▶ **Goal of the exercise**: Can you switch every "send-button" to "submit-button" in the items below and give them back with nothing else changed?

[Collection entries]
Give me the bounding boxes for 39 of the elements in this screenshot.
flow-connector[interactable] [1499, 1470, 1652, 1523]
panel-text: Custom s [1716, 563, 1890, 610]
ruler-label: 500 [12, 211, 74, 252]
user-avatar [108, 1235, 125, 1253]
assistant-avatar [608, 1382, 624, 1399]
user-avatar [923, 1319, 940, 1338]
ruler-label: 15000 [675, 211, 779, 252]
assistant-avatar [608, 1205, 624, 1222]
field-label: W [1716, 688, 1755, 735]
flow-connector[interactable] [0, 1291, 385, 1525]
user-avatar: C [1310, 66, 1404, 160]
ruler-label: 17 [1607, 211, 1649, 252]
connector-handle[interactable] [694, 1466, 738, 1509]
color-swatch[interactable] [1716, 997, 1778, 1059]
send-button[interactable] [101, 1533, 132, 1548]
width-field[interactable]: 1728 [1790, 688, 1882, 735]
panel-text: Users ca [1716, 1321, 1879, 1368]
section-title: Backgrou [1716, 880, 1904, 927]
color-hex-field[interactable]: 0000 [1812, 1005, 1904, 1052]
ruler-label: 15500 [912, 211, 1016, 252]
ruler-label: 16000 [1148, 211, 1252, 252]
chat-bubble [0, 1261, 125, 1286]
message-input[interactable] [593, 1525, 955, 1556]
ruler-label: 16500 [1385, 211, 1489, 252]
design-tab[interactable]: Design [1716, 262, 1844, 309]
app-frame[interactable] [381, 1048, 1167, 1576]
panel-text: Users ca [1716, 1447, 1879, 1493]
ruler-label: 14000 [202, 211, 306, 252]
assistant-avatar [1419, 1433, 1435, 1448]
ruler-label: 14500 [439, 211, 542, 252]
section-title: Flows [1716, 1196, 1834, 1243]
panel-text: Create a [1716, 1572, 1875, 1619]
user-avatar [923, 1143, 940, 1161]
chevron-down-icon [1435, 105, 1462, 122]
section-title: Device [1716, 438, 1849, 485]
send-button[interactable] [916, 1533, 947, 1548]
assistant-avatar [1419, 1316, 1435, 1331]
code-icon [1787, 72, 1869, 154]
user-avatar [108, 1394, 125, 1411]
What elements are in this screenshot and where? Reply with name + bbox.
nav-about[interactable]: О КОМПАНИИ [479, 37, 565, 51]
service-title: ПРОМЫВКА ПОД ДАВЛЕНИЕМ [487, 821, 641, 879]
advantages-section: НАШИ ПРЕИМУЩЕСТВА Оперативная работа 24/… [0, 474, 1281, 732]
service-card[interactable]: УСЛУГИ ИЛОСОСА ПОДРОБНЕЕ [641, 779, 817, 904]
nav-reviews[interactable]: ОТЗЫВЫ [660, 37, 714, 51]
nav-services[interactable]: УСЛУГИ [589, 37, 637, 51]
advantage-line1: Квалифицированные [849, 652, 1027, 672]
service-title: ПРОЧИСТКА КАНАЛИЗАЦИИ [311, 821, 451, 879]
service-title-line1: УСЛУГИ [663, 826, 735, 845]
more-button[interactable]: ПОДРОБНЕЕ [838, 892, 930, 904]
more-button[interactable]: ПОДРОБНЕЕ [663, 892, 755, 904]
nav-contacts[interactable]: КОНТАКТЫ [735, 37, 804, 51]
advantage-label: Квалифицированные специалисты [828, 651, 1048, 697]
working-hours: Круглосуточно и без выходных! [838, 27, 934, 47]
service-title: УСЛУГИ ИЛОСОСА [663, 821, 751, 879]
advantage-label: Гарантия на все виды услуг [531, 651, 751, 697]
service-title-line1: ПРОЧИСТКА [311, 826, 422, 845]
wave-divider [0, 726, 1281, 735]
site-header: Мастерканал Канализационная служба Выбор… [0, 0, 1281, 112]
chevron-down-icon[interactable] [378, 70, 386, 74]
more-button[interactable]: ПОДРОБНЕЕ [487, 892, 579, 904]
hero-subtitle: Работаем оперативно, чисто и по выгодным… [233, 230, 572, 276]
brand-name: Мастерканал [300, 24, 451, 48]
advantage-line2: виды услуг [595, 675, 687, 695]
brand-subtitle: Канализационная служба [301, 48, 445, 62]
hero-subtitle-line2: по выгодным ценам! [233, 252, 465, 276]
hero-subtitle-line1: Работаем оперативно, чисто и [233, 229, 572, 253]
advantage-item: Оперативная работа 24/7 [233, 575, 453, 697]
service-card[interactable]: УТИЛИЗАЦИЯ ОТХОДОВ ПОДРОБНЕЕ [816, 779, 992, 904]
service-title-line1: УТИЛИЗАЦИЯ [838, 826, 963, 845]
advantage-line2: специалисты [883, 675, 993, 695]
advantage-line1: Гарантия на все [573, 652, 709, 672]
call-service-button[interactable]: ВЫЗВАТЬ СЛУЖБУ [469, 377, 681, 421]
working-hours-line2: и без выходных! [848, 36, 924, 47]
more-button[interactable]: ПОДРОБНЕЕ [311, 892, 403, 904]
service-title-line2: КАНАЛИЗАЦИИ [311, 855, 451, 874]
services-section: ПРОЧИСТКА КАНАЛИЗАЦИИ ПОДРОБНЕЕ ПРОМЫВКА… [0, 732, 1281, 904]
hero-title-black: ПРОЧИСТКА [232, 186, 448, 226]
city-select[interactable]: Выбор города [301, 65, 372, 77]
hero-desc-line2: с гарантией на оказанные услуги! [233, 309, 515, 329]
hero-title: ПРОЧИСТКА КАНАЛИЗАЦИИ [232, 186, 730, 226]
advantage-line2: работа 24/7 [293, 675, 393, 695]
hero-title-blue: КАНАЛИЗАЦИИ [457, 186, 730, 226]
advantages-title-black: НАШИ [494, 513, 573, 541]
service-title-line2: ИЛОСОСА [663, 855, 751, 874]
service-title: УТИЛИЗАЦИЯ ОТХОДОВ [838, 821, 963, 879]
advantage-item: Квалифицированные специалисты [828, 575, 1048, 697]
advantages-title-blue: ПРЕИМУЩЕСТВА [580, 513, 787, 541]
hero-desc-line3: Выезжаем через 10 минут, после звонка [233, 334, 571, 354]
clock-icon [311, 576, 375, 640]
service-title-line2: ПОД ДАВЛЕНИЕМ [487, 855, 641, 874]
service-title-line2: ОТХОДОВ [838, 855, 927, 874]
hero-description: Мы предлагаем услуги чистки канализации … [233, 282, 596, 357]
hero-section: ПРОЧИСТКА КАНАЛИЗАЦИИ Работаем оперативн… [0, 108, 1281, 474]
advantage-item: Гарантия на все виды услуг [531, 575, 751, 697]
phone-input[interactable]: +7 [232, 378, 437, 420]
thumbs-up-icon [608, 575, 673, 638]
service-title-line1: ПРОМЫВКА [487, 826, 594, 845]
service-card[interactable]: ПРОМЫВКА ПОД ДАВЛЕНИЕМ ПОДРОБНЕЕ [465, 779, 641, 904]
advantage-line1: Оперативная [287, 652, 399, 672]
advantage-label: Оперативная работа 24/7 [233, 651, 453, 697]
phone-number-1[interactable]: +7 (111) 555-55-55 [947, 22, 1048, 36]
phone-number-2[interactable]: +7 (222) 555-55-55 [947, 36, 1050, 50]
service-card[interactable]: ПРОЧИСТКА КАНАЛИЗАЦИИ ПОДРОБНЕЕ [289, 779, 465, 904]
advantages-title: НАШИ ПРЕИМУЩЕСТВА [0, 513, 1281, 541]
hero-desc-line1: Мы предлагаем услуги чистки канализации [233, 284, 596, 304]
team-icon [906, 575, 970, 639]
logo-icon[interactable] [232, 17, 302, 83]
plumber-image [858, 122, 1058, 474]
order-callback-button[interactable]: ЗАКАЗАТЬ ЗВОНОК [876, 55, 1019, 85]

▶ **Written solution**:
Give me the bounding boxes for 39 of the elements in this screenshot.
flow-connector[interactable] [1499, 1470, 1652, 1523]
panel-text: Custom s [1716, 563, 1890, 610]
ruler-label: 500 [12, 211, 74, 252]
user-avatar [108, 1235, 125, 1253]
assistant-avatar [608, 1382, 624, 1399]
user-avatar [923, 1319, 940, 1338]
ruler-label: 15000 [675, 211, 779, 252]
assistant-avatar [608, 1205, 624, 1222]
field-label: W [1716, 688, 1755, 735]
flow-connector[interactable] [0, 1291, 385, 1525]
user-avatar: C [1310, 66, 1404, 160]
ruler-label: 17 [1607, 211, 1649, 252]
connector-handle[interactable] [694, 1466, 738, 1509]
color-swatch[interactable] [1716, 997, 1778, 1059]
submit-button[interactable] [101, 1533, 132, 1548]
width-field[interactable]: 1728 [1790, 688, 1882, 735]
panel-text: Users ca [1716, 1321, 1879, 1368]
section-title: Backgrou [1716, 880, 1904, 927]
color-hex-field[interactable]: 0000 [1812, 1005, 1904, 1052]
ruler-label: 15500 [912, 211, 1016, 252]
ruler-label: 16000 [1148, 211, 1252, 252]
chat-bubble [0, 1261, 125, 1286]
message-input[interactable] [593, 1525, 955, 1556]
ruler-label: 16500 [1385, 211, 1489, 252]
design-tab[interactable]: Design [1716, 262, 1844, 309]
app-frame[interactable] [381, 1048, 1167, 1576]
panel-text: Users ca [1716, 1447, 1879, 1493]
ruler-label: 14000 [202, 211, 306, 252]
assistant-avatar [1419, 1433, 1435, 1448]
ruler-label: 14500 [439, 211, 542, 252]
section-title: Flows [1716, 1196, 1834, 1243]
panel-text: Create a [1716, 1572, 1875, 1619]
user-avatar [923, 1143, 940, 1161]
chevron-down-icon [1435, 105, 1462, 122]
section-title: Device [1716, 438, 1849, 485]
submit-button[interactable] [916, 1533, 947, 1548]
assistant-avatar [1419, 1316, 1435, 1331]
code-icon [1787, 72, 1869, 154]
user-avatar [108, 1394, 125, 1411]
What elements are in this screenshot and where? Reply with name + bbox.
nav-about[interactable]: О КОМПАНИИ [479, 37, 565, 51]
service-title: ПРОМЫВКА ПОД ДАВЛЕНИЕМ [487, 821, 641, 879]
advantages-section: НАШИ ПРЕИМУЩЕСТВА Оперативная работа 24/… [0, 474, 1281, 732]
service-card[interactable]: УСЛУГИ ИЛОСОСА ПОДРОБНЕЕ [641, 779, 817, 904]
nav-reviews[interactable]: ОТЗЫВЫ [660, 37, 714, 51]
nav-services[interactable]: УСЛУГИ [589, 37, 637, 51]
advantage-line1: Квалифицированные [849, 652, 1027, 672]
service-title: ПРОЧИСТКА КАНАЛИЗАЦИИ [311, 821, 451, 879]
service-title-line1: УСЛУГИ [663, 826, 735, 845]
more-button[interactable]: ПОДРОБНЕЕ [838, 892, 930, 904]
more-button[interactable]: ПОДРОБНЕЕ [663, 892, 755, 904]
nav-contacts[interactable]: КОНТАКТЫ [735, 37, 804, 51]
advantage-label: Квалифицированные специалисты [828, 651, 1048, 697]
working-hours: Круглосуточно и без выходных! [838, 27, 934, 47]
service-title: УСЛУГИ ИЛОСОСА [663, 821, 751, 879]
advantage-label: Гарантия на все виды услуг [531, 651, 751, 697]
service-title-line1: ПРОЧИСТКА [311, 826, 422, 845]
wave-divider [0, 726, 1281, 735]
site-header: Мастерканал Канализационная служба Выбор… [0, 0, 1281, 112]
chevron-down-icon[interactable] [378, 70, 386, 74]
more-button[interactable]: ПОДРОБНЕЕ [487, 892, 579, 904]
hero-subtitle: Работаем оперативно, чисто и по выгодным… [233, 230, 572, 276]
brand-name: Мастерканал [300, 24, 451, 48]
advantage-line2: виды услуг [595, 675, 687, 695]
brand-subtitle: Канализационная служба [301, 48, 445, 62]
hero-subtitle-line2: по выгодным ценам! [233, 252, 465, 276]
hero-subtitle-line1: Работаем оперативно, чисто и [233, 229, 572, 253]
advantage-item: Оперативная работа 24/7 [233, 575, 453, 697]
service-card[interactable]: УТИЛИЗАЦИЯ ОТХОДОВ ПОДРОБНЕЕ [816, 779, 992, 904]
service-title-line1: УТИЛИЗАЦИЯ [838, 826, 963, 845]
advantage-line2: специалисты [883, 675, 993, 695]
advantage-line1: Гарантия на все [573, 652, 709, 672]
call-service-button[interactable]: ВЫЗВАТЬ СЛУЖБУ [469, 377, 681, 421]
working-hours-line2: и без выходных! [848, 36, 924, 47]
more-button[interactable]: ПОДРОБНЕЕ [311, 892, 403, 904]
service-title-line2: КАНАЛИЗАЦИИ [311, 855, 451, 874]
services-section: ПРОЧИСТКА КАНАЛИЗАЦИИ ПОДРОБНЕЕ ПРОМЫВКА… [0, 732, 1281, 904]
hero-title-black: ПРОЧИСТКА [232, 186, 448, 226]
city-select[interactable]: Выбор города [301, 65, 372, 77]
hero-desc-line2: с гарантией на оказанные услуги! [233, 309, 515, 329]
hero-title: ПРОЧИСТКА КАНАЛИЗАЦИИ [232, 186, 730, 226]
advantage-line2: работа 24/7 [293, 675, 393, 695]
hero-title-blue: КАНАЛИЗАЦИИ [457, 186, 730, 226]
advantages-title-black: НАШИ [494, 513, 573, 541]
service-title-line2: ИЛОСОСА [663, 855, 751, 874]
service-title: УТИЛИЗАЦИЯ ОТХОДОВ [838, 821, 963, 879]
advantage-item: Квалифицированные специалисты [828, 575, 1048, 697]
advantages-title-blue: ПРЕИМУЩЕСТВА [580, 513, 787, 541]
hero-desc-line3: Выезжаем через 10 минут, после звонка [233, 334, 571, 354]
clock-icon [311, 576, 375, 640]
service-title-line2: ПОД ДАВЛЕНИЕМ [487, 855, 641, 874]
service-title-line2: ОТХОДОВ [838, 855, 927, 874]
hero-description: Мы предлагаем услуги чистки канализации … [233, 282, 596, 357]
hero-section: ПРОЧИСТКА КАНАЛИЗАЦИИ Работаем оперативн… [0, 108, 1281, 474]
advantage-item: Гарантия на все виды услуг [531, 575, 751, 697]
phone-input[interactable]: +7 [232, 378, 437, 420]
thumbs-up-icon [608, 575, 673, 638]
service-title-line1: ПРОМЫВКА [487, 826, 594, 845]
service-card[interactable]: ПРОМЫВКА ПОД ДАВЛЕНИЕМ ПОДРОБНЕЕ [465, 779, 641, 904]
advantage-line1: Оперативная [287, 652, 399, 672]
advantage-label: Оперативная работа 24/7 [233, 651, 453, 697]
phone-number-1[interactable]: +7 (111) 555-55-55 [947, 22, 1048, 36]
phone-number-2[interactable]: +7 (222) 555-55-55 [947, 36, 1050, 50]
service-card[interactable]: ПРОЧИСТКА КАНАЛИЗАЦИИ ПОДРОБНЕЕ [289, 779, 465, 904]
advantages-title: НАШИ ПРЕИМУЩЕСТВА [0, 513, 1281, 541]
hero-desc-line1: Мы предлагаем услуги чистки канализации [233, 284, 596, 304]
team-icon [906, 575, 970, 639]
logo-icon[interactable] [232, 17, 302, 83]
plumber-image [858, 122, 1058, 474]
order-callback-button[interactable]: ЗАКАЗАТЬ ЗВОНОК [876, 55, 1019, 85]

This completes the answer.